## [Collected data entries]

>>>

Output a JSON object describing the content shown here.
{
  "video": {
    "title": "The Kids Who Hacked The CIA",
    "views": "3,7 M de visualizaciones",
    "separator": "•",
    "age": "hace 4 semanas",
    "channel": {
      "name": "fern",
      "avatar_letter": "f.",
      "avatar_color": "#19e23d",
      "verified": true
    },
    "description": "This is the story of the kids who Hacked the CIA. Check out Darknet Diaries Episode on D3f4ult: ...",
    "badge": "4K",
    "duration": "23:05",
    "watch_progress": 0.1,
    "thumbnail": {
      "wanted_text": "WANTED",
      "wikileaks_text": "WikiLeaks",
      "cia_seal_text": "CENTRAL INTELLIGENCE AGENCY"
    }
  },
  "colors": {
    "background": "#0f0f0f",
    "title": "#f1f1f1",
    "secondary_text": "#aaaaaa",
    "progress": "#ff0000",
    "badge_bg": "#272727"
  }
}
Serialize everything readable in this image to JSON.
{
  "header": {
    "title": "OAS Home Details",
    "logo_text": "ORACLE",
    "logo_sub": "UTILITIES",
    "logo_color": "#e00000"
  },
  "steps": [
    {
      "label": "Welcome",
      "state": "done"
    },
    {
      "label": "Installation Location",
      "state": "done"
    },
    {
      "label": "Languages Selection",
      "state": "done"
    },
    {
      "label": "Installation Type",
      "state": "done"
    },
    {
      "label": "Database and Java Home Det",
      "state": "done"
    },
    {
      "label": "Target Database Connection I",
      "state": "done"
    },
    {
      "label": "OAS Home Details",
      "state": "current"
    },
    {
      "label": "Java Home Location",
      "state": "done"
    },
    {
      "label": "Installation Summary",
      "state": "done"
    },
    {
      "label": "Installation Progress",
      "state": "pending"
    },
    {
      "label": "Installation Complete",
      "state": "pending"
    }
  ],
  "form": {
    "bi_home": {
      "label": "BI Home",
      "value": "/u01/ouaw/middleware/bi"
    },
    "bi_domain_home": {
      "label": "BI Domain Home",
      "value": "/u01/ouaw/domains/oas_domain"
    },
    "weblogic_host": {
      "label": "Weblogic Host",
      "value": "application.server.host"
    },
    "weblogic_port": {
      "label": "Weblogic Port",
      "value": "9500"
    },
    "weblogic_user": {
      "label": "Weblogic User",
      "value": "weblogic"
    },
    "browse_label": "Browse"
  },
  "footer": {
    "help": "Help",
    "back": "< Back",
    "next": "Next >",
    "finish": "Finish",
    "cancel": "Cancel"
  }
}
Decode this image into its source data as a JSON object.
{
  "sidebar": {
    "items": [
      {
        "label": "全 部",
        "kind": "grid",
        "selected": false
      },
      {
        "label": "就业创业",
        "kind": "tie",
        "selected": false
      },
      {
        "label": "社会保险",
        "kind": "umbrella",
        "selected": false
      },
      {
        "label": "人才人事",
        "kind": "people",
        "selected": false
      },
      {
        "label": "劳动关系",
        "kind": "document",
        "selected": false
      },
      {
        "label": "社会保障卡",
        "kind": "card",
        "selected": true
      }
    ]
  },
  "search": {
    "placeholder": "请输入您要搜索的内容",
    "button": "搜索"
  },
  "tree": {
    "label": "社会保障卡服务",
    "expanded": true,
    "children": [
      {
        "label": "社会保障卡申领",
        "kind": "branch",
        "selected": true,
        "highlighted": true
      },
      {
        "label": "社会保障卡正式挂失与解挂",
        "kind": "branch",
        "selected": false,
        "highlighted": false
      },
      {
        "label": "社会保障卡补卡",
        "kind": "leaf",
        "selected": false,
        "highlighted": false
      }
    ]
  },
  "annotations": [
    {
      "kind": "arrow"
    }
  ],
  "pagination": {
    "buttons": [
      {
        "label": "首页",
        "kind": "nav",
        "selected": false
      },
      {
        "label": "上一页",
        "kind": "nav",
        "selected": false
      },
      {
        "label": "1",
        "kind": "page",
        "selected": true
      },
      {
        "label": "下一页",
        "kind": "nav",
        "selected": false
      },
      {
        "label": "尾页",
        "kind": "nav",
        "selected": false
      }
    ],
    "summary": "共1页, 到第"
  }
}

<<<

Return every entry exactly as given.

## [The reply]
Output a JSON object describing the content shown here.
{
  "video": {
    "title": "The Kids Who Hacked The CIA",
    "views": "3,7 M de visualizaciones",
    "separator": "•",
    "age": "hace 4 semanas",
    "channel": {
      "name": "fern",
      "avatar_letter": "f.",
      "avatar_color": "#19e23d",
      "verified": true
    },
    "description": "This is the story of the kids who Hacked the CIA. Check out Darknet Diaries Episode on D3f4ult: ...",
    "badge": "4K",
    "duration": "23:05",
    "watch_progress": 0.1,
    "thumbnail": {
      "wanted_text": "WANTED",
      "wikileaks_text": "WikiLeaks",
      "cia_seal_text": "CENTRAL INTELLIGENCE AGENCY"
    }
  },
  "colors": {
    "background": "#0f0f0f",
    "title": "#f1f1f1",
    "secondary_text": "#aaaaaa",
    "progress": "#ff0000",
    "badge_bg": "#272727"
  }
}
Serialize everything readable in this image to JSON.
{
  "header": {
    "title": "OAS Home Details",
    "logo_text": "ORACLE",
    "logo_sub": "UTILITIES",
    "logo_color": "#e00000"
  },
  "steps": [
    {
      "label": "Welcome",
      "state": "done"
    },
    {
      "label": "Installation Location",
      "state": "done"
    },
    {
      "label": "Languages Selection",
      "state": "done"
    },
    {
      "label": "Installation Type",
      "state": "done"
    },
    {
      "label": "Database and Java Home Det",
      "state": "done"
    },
    {
      "label": "Target Database Connection I",
      "state": "done"
    },
    {
      "label": "OAS Home Details",
      "state": "current"
    },
    {
      "label": "Java Home Location",
      "state": "done"
    },
    {
      "label": "Installation Summary",
      "state": "done"
    },
    {
      "label": "Installation Progress",
      "state": "pending"
    },
    {
      "label": "Installation Complete",
      "state": "pending"
    }
  ],
  "form": {
    "bi_home": {
      "label": "BI Home",
      "value": "/u01/ouaw/middleware/bi"
    },
    "bi_domain_home": {
      "label": "BI Domain Home",
      "value": "/u01/ouaw/domains/oas_domain"
    },
    "weblogic_host": {
      "label": "Weblogic Host",
      "value": "application.server.host"
    },
    "weblogic_port": {
      "label": "Weblogic Port",
      "value": "9500"
    },
    "weblogic_user": {
      "label": "Weblogic User",
      "value": "weblogic"
    },
    "browse_label": "Browse"
  },
  "footer": {
    "help": "Help",
    "back": "< Back",
    "next": "Next >",
    "finish": "Finish",
    "cancel": "Cancel"
  }
}
Decode this image into its source data as a JSON object.
{
  "sidebar": {
    "items": [
      {
        "label": "全 部",
        "kind": "grid",
        "selected": false
      },
      {
        "label": "就业创业",
        "kind": "tie",
        "selected": false
      },
      {
        "label": "社会保险",
        "kind": "umbrella",
        "selected": false
      },
      {
        "label": "人才人事",
        "kind": "people",
        "selected": false
      },
      {
        "label": "劳动关系",
        "kind": "document",
        "selected": false
      },
      {
        "label": "社会保障卡",
        "kind": "card",
        "selected": true
      }
    ]
  },
  "search": {
    "placeholder": "请输入您要搜索的内容",
    "button": "搜索"
  },
  "tree": {
    "label": "社会保障卡服务",
    "expanded": true,
    "children": [
      {
        "label": "社会保障卡申领",
        "kind": "branch",
        "selected": true,
        "highlighted": true
      },
      {
        "label": "社会保障卡正式挂失与解挂",
        "kind": "branch",
        "selected": false,
        "highlighted": false
      },
      {
        "label": "社会保障卡补卡",
        "kind": "leaf",
        "selected": false,
        "highlighted": false
      }
    ]
  },
  "annotations": [
    {
      "kind": "arrow"
    }
  ],
  "pagination": {
    "buttons": [
      {
        "label": "首页",
        "kind": "nav",
        "selected": false
      },
      {
        "label": "上一页",
        "kind": "nav",
        "selected": false
      },
      {
        "label": "1",
        "kind": "page",
        "selected": true
      },
      {
        "label": "下一页",
        "kind": "nav",
        "selected": false
      },
      {
        "label": "尾页",
        "kind": "nav",
        "selected": false
      }
    ],
    "summary": "共1页, 到第"
  }
}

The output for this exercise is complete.